> [Task instructions]
Copy every line from the data below in which the string "JSON" can be found.

-- START Exercise material --

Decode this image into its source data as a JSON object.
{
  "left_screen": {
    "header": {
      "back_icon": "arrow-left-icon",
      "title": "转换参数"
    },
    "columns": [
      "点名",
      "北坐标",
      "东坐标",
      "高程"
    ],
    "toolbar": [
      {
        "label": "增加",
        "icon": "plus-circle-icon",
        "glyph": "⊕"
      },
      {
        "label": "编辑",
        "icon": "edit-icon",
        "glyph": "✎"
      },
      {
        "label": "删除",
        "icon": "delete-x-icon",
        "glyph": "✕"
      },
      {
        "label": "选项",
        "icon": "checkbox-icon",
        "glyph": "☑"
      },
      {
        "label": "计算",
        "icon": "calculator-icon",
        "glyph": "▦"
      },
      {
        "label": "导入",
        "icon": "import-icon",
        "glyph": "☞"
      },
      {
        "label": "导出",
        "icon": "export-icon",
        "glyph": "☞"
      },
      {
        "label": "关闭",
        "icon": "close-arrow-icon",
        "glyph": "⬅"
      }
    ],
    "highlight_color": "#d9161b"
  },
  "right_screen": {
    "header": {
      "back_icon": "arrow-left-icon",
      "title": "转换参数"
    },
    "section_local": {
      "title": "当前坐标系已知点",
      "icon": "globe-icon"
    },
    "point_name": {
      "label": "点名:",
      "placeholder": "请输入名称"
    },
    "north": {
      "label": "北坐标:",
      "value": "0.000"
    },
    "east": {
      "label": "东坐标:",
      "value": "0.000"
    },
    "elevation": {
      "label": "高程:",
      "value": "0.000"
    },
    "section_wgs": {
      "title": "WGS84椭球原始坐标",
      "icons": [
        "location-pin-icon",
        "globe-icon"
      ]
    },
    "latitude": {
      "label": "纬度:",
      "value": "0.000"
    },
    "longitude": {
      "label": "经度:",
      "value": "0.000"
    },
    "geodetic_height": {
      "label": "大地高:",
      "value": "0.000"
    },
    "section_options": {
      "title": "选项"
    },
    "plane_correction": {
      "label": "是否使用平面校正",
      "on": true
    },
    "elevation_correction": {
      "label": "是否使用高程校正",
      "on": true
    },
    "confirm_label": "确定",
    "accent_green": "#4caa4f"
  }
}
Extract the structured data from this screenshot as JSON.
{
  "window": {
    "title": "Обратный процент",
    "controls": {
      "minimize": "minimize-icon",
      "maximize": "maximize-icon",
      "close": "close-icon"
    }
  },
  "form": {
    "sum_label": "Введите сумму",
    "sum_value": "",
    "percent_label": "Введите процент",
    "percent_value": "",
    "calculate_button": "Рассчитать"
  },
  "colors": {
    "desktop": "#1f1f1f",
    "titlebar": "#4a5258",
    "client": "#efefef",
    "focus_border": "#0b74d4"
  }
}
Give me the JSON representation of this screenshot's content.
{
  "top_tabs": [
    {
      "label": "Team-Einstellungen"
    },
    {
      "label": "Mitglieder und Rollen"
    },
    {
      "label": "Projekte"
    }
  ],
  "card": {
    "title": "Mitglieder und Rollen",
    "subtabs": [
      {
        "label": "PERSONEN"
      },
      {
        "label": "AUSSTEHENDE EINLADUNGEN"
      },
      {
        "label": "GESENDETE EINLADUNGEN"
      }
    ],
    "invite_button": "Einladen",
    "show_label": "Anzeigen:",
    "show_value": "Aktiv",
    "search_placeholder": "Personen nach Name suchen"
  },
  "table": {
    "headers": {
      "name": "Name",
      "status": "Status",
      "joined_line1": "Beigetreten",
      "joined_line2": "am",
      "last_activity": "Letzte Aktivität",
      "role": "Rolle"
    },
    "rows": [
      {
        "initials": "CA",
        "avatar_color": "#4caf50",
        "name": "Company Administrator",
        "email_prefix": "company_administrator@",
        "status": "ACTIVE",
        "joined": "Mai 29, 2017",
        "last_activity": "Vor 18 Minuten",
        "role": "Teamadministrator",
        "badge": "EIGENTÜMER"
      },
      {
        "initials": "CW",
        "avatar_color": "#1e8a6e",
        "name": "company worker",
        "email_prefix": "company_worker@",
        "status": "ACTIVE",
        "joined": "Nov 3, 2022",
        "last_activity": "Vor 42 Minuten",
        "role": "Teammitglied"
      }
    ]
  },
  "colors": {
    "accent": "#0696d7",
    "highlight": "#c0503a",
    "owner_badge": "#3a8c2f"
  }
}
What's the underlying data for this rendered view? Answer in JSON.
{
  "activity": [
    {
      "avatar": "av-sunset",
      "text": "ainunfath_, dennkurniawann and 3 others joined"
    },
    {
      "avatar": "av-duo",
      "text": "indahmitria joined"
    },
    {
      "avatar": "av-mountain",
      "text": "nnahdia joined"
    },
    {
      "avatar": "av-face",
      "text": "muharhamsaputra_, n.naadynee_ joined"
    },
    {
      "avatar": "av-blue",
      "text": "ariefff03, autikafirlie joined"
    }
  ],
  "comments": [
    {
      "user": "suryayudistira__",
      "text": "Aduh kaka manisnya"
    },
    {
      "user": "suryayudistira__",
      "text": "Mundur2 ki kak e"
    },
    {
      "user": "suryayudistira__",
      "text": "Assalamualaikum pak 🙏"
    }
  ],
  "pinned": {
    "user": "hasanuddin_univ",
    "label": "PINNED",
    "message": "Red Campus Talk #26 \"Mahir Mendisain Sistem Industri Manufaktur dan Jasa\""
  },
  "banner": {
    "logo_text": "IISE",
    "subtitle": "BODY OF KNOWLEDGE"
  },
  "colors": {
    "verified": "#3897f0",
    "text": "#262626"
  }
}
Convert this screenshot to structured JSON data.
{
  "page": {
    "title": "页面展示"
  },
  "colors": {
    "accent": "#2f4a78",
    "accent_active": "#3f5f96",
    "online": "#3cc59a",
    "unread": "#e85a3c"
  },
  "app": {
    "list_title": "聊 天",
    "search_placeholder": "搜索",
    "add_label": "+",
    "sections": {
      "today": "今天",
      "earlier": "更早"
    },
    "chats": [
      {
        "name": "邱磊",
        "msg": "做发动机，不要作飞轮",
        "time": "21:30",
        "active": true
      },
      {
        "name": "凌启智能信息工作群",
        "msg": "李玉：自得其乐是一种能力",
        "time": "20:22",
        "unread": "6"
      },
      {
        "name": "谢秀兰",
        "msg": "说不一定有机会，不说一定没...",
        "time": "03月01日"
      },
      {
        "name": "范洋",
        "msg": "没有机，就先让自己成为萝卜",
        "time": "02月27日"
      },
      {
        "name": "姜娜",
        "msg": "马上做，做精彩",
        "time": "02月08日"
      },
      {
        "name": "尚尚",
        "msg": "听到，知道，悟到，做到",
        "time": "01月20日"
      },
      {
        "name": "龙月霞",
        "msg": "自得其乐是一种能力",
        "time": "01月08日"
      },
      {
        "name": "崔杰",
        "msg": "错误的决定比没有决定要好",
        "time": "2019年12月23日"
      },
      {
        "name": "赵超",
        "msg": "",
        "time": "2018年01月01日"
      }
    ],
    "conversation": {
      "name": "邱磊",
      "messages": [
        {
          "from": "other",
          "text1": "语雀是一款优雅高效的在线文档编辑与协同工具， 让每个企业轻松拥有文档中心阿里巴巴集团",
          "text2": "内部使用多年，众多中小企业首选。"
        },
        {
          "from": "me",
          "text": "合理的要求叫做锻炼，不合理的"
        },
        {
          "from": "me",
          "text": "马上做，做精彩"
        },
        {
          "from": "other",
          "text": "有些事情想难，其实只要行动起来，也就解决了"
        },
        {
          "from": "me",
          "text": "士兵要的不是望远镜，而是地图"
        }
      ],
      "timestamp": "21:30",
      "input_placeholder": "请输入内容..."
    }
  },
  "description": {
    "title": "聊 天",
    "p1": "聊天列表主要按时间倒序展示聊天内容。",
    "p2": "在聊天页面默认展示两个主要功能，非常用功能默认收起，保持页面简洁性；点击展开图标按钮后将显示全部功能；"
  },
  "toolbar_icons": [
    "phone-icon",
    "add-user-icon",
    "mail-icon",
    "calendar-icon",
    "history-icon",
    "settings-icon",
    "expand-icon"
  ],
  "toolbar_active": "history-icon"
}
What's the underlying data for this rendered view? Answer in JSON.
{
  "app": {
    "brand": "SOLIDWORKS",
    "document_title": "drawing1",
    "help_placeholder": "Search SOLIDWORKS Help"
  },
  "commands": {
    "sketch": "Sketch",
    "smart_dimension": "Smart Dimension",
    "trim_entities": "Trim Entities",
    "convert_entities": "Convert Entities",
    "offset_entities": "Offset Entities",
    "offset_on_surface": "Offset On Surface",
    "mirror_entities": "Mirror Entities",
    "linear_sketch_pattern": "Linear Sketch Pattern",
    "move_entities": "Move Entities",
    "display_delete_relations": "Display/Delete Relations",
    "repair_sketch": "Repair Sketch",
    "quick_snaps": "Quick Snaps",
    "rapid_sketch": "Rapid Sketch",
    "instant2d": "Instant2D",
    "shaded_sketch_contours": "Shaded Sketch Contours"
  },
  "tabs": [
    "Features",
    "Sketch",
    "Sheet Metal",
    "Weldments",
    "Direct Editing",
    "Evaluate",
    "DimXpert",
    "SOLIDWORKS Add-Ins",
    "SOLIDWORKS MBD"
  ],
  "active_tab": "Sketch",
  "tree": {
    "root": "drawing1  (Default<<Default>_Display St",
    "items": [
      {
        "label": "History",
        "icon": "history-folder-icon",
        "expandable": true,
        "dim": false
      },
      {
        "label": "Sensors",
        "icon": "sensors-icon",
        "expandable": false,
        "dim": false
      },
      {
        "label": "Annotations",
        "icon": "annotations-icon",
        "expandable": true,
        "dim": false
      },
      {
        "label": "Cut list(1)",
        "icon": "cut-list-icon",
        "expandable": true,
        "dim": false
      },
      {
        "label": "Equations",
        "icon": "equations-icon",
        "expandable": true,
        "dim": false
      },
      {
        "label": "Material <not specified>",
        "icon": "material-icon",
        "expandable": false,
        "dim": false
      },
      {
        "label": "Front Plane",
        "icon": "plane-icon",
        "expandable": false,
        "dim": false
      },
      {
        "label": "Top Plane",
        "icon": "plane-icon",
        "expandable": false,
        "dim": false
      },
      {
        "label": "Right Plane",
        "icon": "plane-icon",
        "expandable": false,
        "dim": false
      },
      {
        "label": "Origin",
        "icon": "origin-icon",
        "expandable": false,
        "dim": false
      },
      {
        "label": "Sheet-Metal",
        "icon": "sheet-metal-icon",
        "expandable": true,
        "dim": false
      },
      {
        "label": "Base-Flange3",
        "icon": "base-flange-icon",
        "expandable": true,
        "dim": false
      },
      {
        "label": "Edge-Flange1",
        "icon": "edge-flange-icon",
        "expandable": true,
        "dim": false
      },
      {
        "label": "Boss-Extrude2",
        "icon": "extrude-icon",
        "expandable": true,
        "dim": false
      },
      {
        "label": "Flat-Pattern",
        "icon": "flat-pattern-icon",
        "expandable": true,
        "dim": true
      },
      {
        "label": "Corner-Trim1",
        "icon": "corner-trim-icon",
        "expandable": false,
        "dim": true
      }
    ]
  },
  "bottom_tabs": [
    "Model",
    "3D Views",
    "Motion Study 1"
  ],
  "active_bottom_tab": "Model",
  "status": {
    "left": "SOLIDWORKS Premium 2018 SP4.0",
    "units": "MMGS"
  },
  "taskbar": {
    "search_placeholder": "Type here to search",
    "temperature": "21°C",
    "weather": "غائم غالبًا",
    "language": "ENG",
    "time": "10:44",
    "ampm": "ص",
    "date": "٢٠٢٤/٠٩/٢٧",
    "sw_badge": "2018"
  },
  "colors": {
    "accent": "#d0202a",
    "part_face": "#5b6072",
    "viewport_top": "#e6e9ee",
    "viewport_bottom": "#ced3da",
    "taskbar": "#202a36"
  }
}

-- END Exercise material --

> [Output below]
Decode this image into its source data as a JSON object.
Extract the structured data from this screenshot as JSON.
Give me the JSON representation of this screenshot's content.
What's the underlying data for this rendered view? Answer in JSON.
Convert this screenshot to structured JSON data.
What's the underlying data for this rendered view? Answer in JSON.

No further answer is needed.